→ **OBJECTIVE**
All records must be quoted exactly. Omit the pictures.

→ **DATA EXTRACT**
--*--

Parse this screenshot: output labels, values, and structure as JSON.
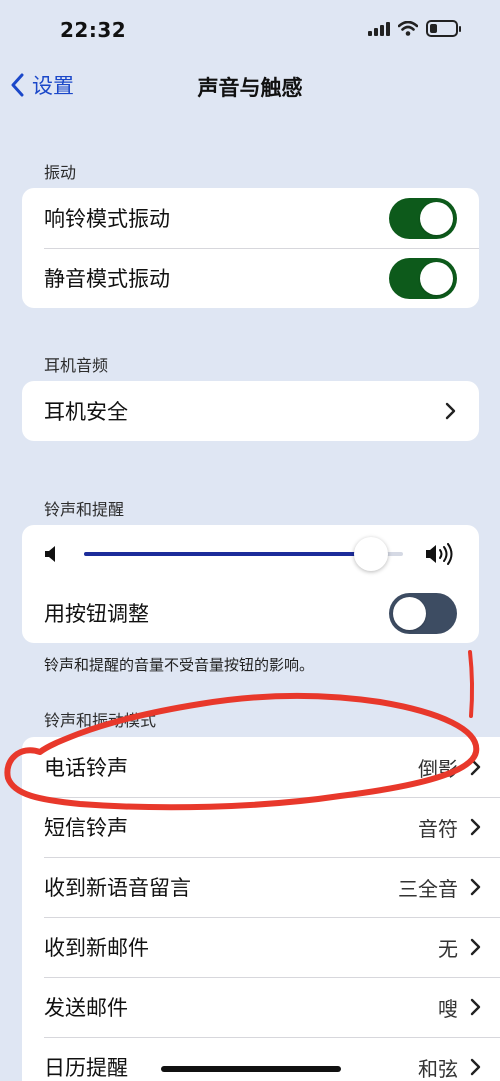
{
  "status_bar": {
    "time": "22:32",
    "battery_level": 0.3
  },
  "nav": {
    "back_label": "设置",
    "title": "声音与触感"
  },
  "sections": {
    "vibration": {
      "header": "振动",
      "rows": [
        {
          "label": "响铃模式振动",
          "toggle": "on"
        },
        {
          "label": "静音模式振动",
          "toggle": "on"
        }
      ]
    },
    "headphone": {
      "header": "耳机音频",
      "rows": [
        {
          "label": "耳机安全"
        }
      ]
    },
    "ringer": {
      "header": "铃声和提醒",
      "volume_level": 0.9,
      "change_with_buttons": {
        "label": "用按钮调整",
        "toggle": "off"
      },
      "footer": "铃声和提醒的音量不受音量按钮的影响。"
    },
    "patterns": {
      "header": "铃声和振动模式",
      "rows": [
        {
          "label": "电话铃声",
          "value": "倒影"
        },
        {
          "label": "短信铃声",
          "value": "音符"
        },
        {
          "label": "收到新语音留言",
          "value": "三全音"
        },
        {
          "label": "收到新邮件",
          "value": "无"
        },
        {
          "label": "发送邮件",
          "value": "嗖"
        },
        {
          "label": "日历提醒",
          "value": "和弦"
        }
      ]
    }
  },
  "colors": {
    "background": "#dfe6f3",
    "accent": "#1b48c9",
    "toggle_on": "#0d5a1b",
    "toggle_off": "#3d4c62",
    "annotation": "#e8382b"
  },
  "icons": [
    "signal-icon",
    "wifi-icon",
    "battery-icon",
    "chevron-left-icon",
    "chevron-right-icon",
    "speaker-low-icon",
    "speaker-high-icon"
  ]
}
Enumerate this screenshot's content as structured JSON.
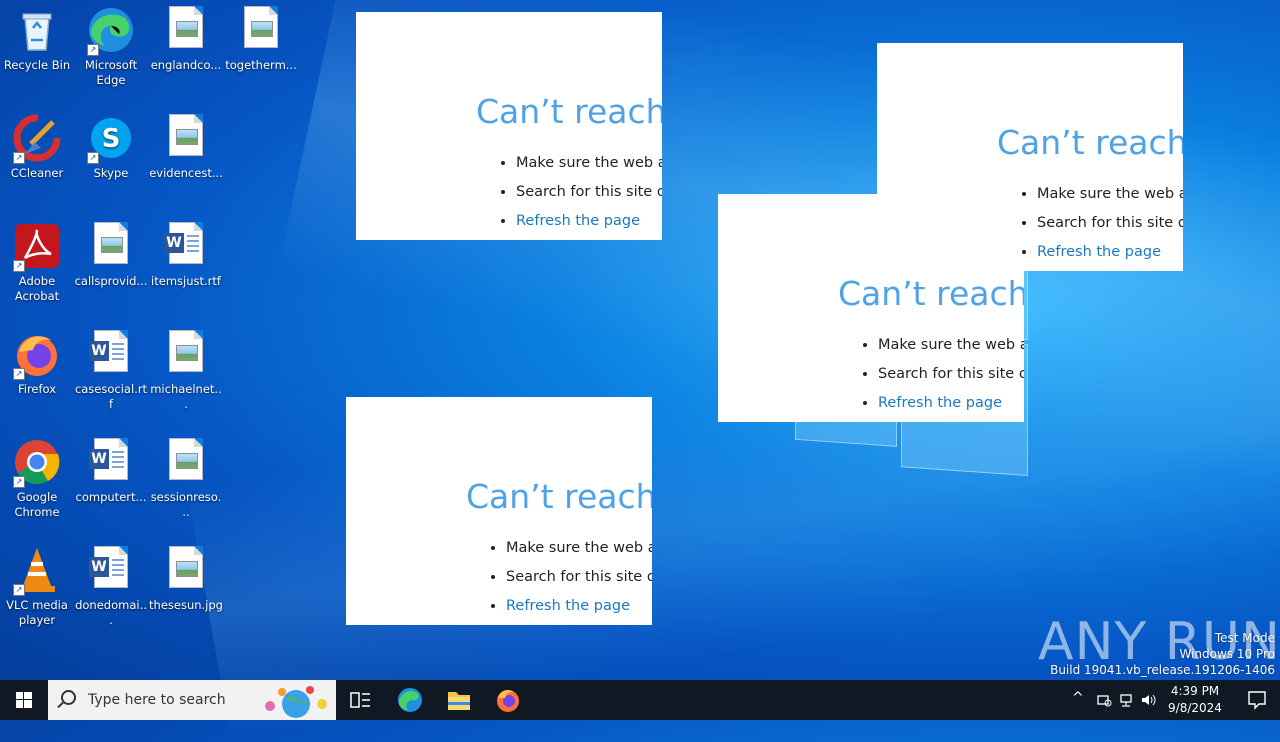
{
  "desktop": {
    "icons": [
      {
        "label": "Recycle Bin"
      },
      {
        "label": "Microsoft Edge"
      },
      {
        "label": "englandco..."
      },
      {
        "label": "togetherm..."
      },
      {
        "label": "CCleaner"
      },
      {
        "label": "Skype"
      },
      {
        "label": "evidencest..."
      },
      {
        "label": "Adobe Acrobat"
      },
      {
        "label": "callsprovid..."
      },
      {
        "label": "itemsjust.rtf"
      },
      {
        "label": "Firefox"
      },
      {
        "label": "casesocial.rtf"
      },
      {
        "label": "michaelnet..."
      },
      {
        "label": "Google Chrome"
      },
      {
        "label": "computert..."
      },
      {
        "label": "sessionreso..."
      },
      {
        "label": "VLC media player"
      },
      {
        "label": "donedomai..."
      },
      {
        "label": "thesesun.jpg"
      }
    ]
  },
  "error_windows": [
    {
      "title": "Can’t reach t",
      "bullet1": "Make sure the web ad",
      "bullet2": "Search for this site on",
      "link": "Refresh the page"
    },
    {
      "title": "Can’t reach t",
      "bullet1": "Make sure the web ad",
      "bullet2": "Search for this site on",
      "link": "Refresh the page"
    },
    {
      "title": "Can’t reach t",
      "bullet1": "Make sure the web ad",
      "bullet2": "Search for this site on",
      "link": "Refresh the page"
    },
    {
      "title": "Can’t reach t",
      "bullet1": "Make sure the web ad",
      "bullet2": "Search for this site on",
      "link": "Refresh the page"
    }
  ],
  "watermark": {
    "brand": "ANY RUN",
    "line1": "Test Mode",
    "line2": "Windows 10 Pro",
    "line3": "Build 19041.vb_release.191206-1406"
  },
  "taskbar": {
    "search_placeholder": "Type here to search",
    "time": "4:39 PM",
    "date": "9/8/2024"
  },
  "colors": {
    "accent": "#0a7fe0",
    "error_title": "#4ea3e6",
    "link": "#1a78c2",
    "taskbar": "#101923"
  }
}
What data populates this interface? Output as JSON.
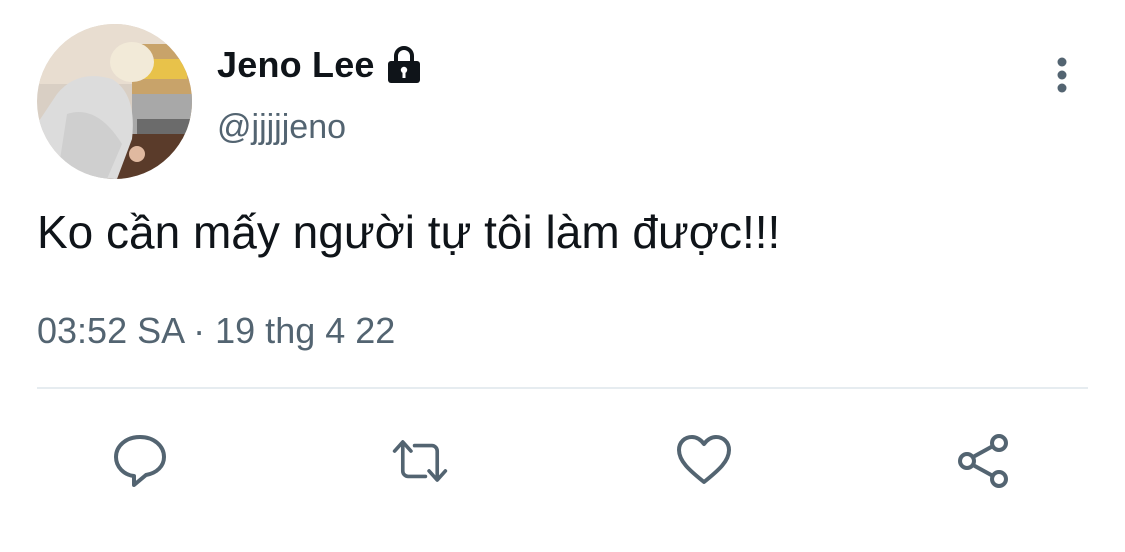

--*--

→ **TASK RESPONSE**
Parse this screenshot: output labels, values, and structure as JSON.
{
  "status_bar": {
    "time": "22:32",
    "battery_level": 0.3
  },
  "nav": {
    "back_label": "设置",
    "title": "声音与触感"
  },
  "sections": {
    "vibration": {
      "header": "振动",
      "rows": [
        {
          "label": "响铃模式振动",
          "toggle": "on"
        },
        {
          "label": "静音模式振动",
          "toggle": "on"
        }
      ]
    },
    "headphone": {
      "header": "耳机音频",
      "rows": [
        {
          "label": "耳机安全"
        }
      ]
    },
    "ringer": {
      "header": "铃声和提醒",
      "volume_level": 0.9,
      "change_with_buttons": {
        "label": "用按钮调整",
        "toggle": "off"
      },
      "footer": "铃声和提醒的音量不受音量按钮的影响。"
    },
    "patterns": {
      "header": "铃声和振动模式",
      "rows": [
        {
          "label": "电话铃声",
          "value": "倒影"
        },
        {
          "label": "短信铃声",
          "value": "音符"
        },
        {
          "label": "收到新语音留言",
          "value": "三全音"
        },
        {
          "label": "收到新邮件",
          "value": "无"
        },
        {
          "label": "发送邮件",
          "value": "嗖"
        },
        {
          "label": "日历提醒",
          "value": "和弦"
        }
      ]
    }
  },
  "colors": {
    "background": "#dfe6f3",
    "accent": "#1b48c9",
    "toggle_on": "#0d5a1b",
    "toggle_off": "#3d4c62",
    "annotation": "#e8382b"
  },
  "icons": [
    "signal-icon",
    "wifi-icon",
    "battery-icon",
    "chevron-left-icon",
    "chevron-right-icon",
    "speaker-low-icon",
    "speaker-high-icon"
  ]
}
Enumerate this screenshot's content as structured JSON.
{
  "desktop": {
    "icons": [
      {
        "label": "Recycle Bin"
      },
      {
        "label": "Microsoft Edge"
      },
      {
        "label": "englandco..."
      },
      {
        "label": "togetherm..."
      },
      {
        "label": "CCleaner"
      },
      {
        "label": "Skype"
      },
      {
        "label": "evidencest..."
      },
      {
        "label": "Adobe Acrobat"
      },
      {
        "label": "callsprovid..."
      },
      {
        "label": "itemsjust.rtf"
      },
      {
        "label": "Firefox"
      },
      {
        "label": "casesocial.rtf"
      },
      {
        "label": "michaelnet..."
      },
      {
        "label": "Google Chrome"
      },
      {
        "label": "computert..."
      },
      {
        "label": "sessionreso..."
      },
      {
        "label": "VLC media player"
      },
      {
        "label": "donedomai..."
      },
      {
        "label": "thesesun.jpg"
      }
    ]
  },
  "error_windows": [
    {
      "title": "Can’t reach t",
      "bullet1": "Make sure the web ad",
      "bullet2": "Search for this site on",
      "link": "Refresh the page"
    },
    {
      "title": "Can’t reach t",
      "bullet1": "Make sure the web ad",
      "bullet2": "Search for this site on",
      "link": "Refresh the page"
    },
    {
      "title": "Can’t reach t",
      "bullet1": "Make sure the web ad",
      "bullet2": "Search for this site on",
      "link": "Refresh the page"
    },
    {
      "title": "Can’t reach t",
      "bullet1": "Make sure the web ad",
      "bullet2": "Search for this site on",
      "link": "Refresh the page"
    }
  ],
  "watermark": {
    "brand": "ANY RUN",
    "line1": "Test Mode",
    "line2": "Windows 10 Pro",
    "line3": "Build 19041.vb_release.191206-1406"
  },
  "taskbar": {
    "search_placeholder": "Type here to search",
    "time": "4:39 PM",
    "date": "9/8/2024"
  },
  "colors": {
    "accent": "#0a7fe0",
    "error_title": "#4ea3e6",
    "link": "#1a78c2",
    "taskbar": "#101923"
  }
}
What data populates this interface? Output as JSON.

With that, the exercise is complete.